(begin)

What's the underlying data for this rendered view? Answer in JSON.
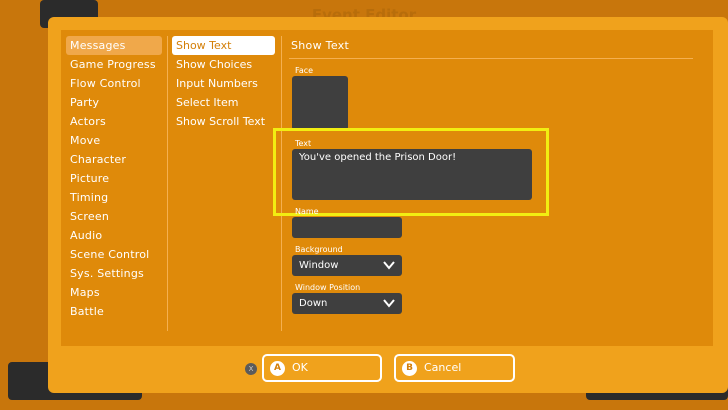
{
  "background": {
    "title": "Event Editor"
  },
  "categories": [
    {
      "label": "Messages",
      "active": true
    },
    {
      "label": "Game Progress"
    },
    {
      "label": "Flow Control"
    },
    {
      "label": "Party"
    },
    {
      "label": "Actors"
    },
    {
      "label": "Move"
    },
    {
      "label": "Character"
    },
    {
      "label": "Picture"
    },
    {
      "label": "Timing"
    },
    {
      "label": "Screen"
    },
    {
      "label": "Audio"
    },
    {
      "label": "Scene Control"
    },
    {
      "label": "Sys. Settings"
    },
    {
      "label": "Maps"
    },
    {
      "label": "Battle"
    }
  ],
  "subcommands": [
    {
      "label": "Show Text",
      "active": true
    },
    {
      "label": "Show Choices"
    },
    {
      "label": "Input Numbers"
    },
    {
      "label": "Select Item"
    },
    {
      "label": "Show Scroll Text"
    }
  ],
  "form": {
    "section_title": "Show Text",
    "face_label": "Face",
    "text_label": "Text",
    "text_value": "You've opened the Prison Door!",
    "name_label": "Name",
    "name_value": "",
    "background_label": "Background",
    "background_value": "Window",
    "window_position_label": "Window Position",
    "window_position_value": "Down"
  },
  "footer": {
    "x_glyph": "X",
    "ok_glyph": "A",
    "ok_label": "OK",
    "cancel_glyph": "B",
    "cancel_label": "Cancel"
  },
  "colors": {
    "dialog": "#f0a21c",
    "panel": "#df8a0a",
    "field": "#3f3f3f",
    "highlight": "#f2ee12"
  }
}
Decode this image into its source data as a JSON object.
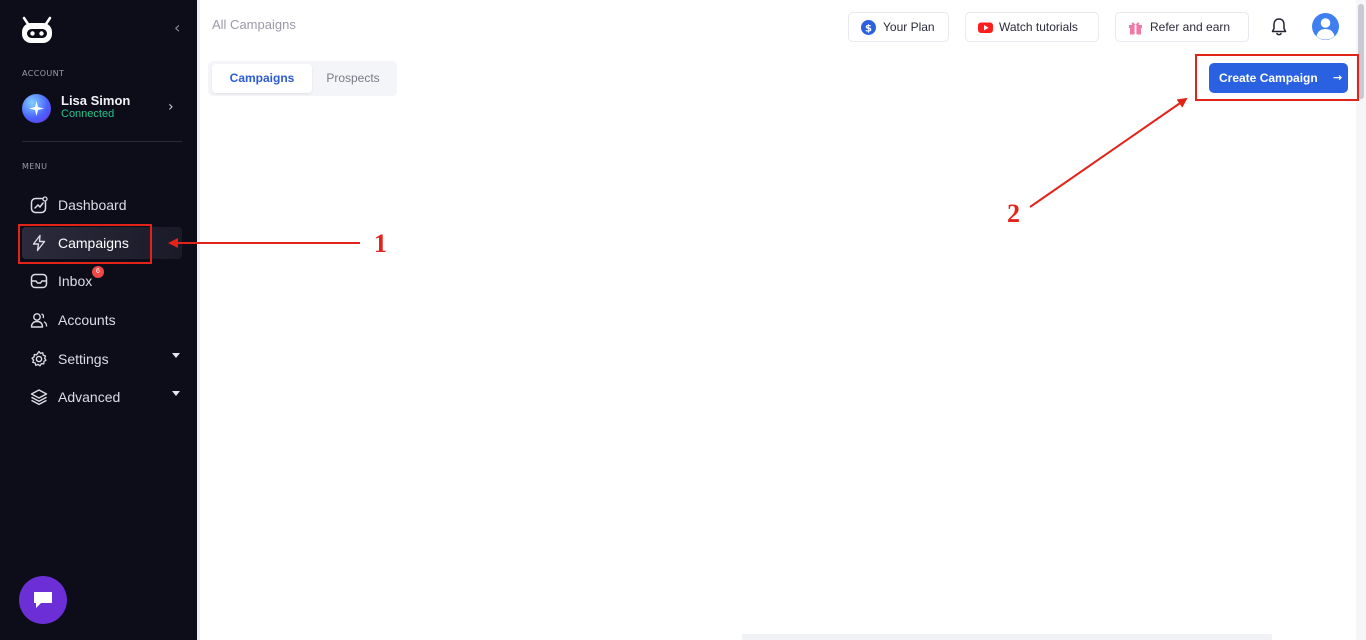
{
  "sidebar": {
    "account_section": "ACCOUNT",
    "menu_section": "MENU",
    "account": {
      "name": "Lisa Simon",
      "status": "Connected"
    },
    "items": [
      {
        "label": "Dashboard",
        "icon": "dashboard-icon"
      },
      {
        "label": "Campaigns",
        "icon": "lightning-icon",
        "active": true
      },
      {
        "label": "Inbox",
        "icon": "inbox-icon",
        "badge": "6"
      },
      {
        "label": "Accounts",
        "icon": "users-icon"
      },
      {
        "label": "Settings",
        "icon": "gear-icon",
        "expandable": true
      },
      {
        "label": "Advanced",
        "icon": "layers-icon",
        "expandable": true
      }
    ]
  },
  "header": {
    "title": "All Campaigns",
    "your_plan": "Your Plan",
    "watch_tutorials": "Watch tutorials",
    "refer_and_earn": "Refer and earn"
  },
  "tabs": [
    {
      "label": "Campaigns",
      "active": true
    },
    {
      "label": "Prospects",
      "active": false
    }
  ],
  "create_button": {
    "label": "Create Campaign"
  },
  "annotations": [
    {
      "number": "1"
    },
    {
      "number": "2"
    }
  ],
  "colors": {
    "sidebar_bg": "#0d0d1a",
    "accent": "#2a61e0",
    "annotation": "#e2231a",
    "connected": "#23c48c",
    "chat_button": "#6c2fd6"
  }
}
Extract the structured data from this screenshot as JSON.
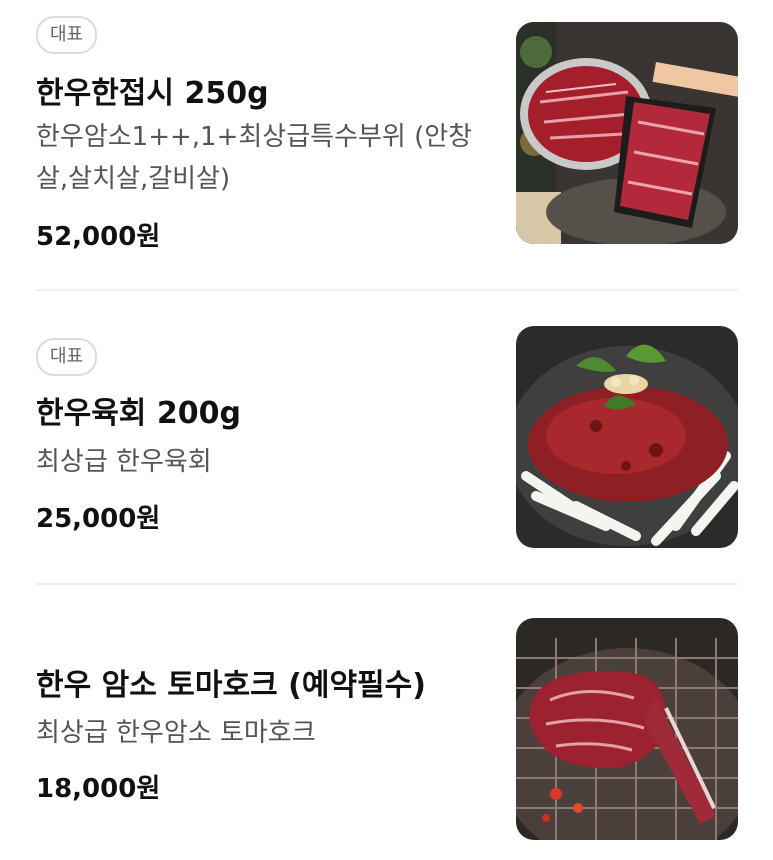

(end)

Exercise requirements:
Only lines with the word "Control" should be collected from the material.

Problem solution:
      "label": "Flow Control"
      "label": "Scene Control"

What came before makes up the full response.